| DATA TO USE |
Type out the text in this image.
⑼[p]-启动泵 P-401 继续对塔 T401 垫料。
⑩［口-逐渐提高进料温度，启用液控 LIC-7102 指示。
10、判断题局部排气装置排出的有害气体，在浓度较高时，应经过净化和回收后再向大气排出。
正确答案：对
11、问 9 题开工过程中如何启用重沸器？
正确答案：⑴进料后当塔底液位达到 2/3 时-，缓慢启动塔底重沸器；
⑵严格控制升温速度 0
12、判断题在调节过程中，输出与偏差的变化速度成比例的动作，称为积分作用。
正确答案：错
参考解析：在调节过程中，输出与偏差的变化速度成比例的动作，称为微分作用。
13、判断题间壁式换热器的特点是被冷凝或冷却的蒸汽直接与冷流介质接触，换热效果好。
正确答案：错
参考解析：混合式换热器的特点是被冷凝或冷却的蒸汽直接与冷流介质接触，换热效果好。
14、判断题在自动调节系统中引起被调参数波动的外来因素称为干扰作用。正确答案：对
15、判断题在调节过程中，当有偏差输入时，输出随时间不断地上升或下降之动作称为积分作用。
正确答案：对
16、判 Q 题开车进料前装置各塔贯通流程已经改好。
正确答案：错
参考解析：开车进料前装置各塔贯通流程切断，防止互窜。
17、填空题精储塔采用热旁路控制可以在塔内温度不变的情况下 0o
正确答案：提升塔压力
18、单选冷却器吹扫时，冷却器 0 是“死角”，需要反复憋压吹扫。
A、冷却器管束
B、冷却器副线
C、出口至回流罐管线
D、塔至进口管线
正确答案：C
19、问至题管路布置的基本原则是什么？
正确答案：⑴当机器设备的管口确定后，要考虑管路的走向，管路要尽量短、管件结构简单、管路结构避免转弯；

| WORK REQUIRED |
Recopy all the lines exactly as they appear.

| REPLY |
Type out the text in this image.
⑼[p]-启动泵 P-401 继续对塔 T401 垫料。
⑩［口-逐渐提高进料温度，启用液控 LIC-7102 指示。
10、判断题局部排气装置排出的有害气体，在浓度较高时，应经过净化和回收后再向大气排出。
正确答案：对
11、问 9 题开工过程中如何启用重沸器？
正确答案：⑴进料后当塔底液位达到 2/3 时-，缓慢启动塔底重沸器；
⑵严格控制升温速度 0
12、判断题在调节过程中，输出与偏差的变化速度成比例的动作，称为积分作用。
正确答案：错
参考解析：在调节过程中，输出与偏差的变化速度成比例的动作，称为微分作用。
13、判断题间壁式换热器的特点是被冷凝或冷却的蒸汽直接与冷流介质接触，换热效果好。
正确答案：错
参考解析：混合式换热器的特点是被冷凝或冷却的蒸汽直接与冷流介质接触，换热效果好。
14、判断题在自动调节系统中引起被调参数波动的外来因素称为干扰作用。正确答案：对
15、判断题在调节过程中，当有偏差输入时，输出随时间不断地上升或下降之动作称为积分作用。
正确答案：对
16、判 Q 题开车进料前装置各塔贯通流程已经改好。
正确答案：错
参考解析：开车进料前装置各塔贯通流程切断，防止互窜。
17、填空题精储塔采用热旁路控制可以在塔内温度不变的情况下 0o
正确答案：提升塔压力
18、单选冷却器吹扫时，冷却器 0 是“死角”，需要反复憋压吹扫。
A、冷却器管束
B、冷却器副线
C、出口至回流罐管线
D、塔至进口管线
正确答案：C
19、问至题管路布置的基本原则是什么？
正确答案：⑴当机器设备的管口确定后，要考虑管路的走向，管路要尽量短、管件结构简单、管路结构避免转弯；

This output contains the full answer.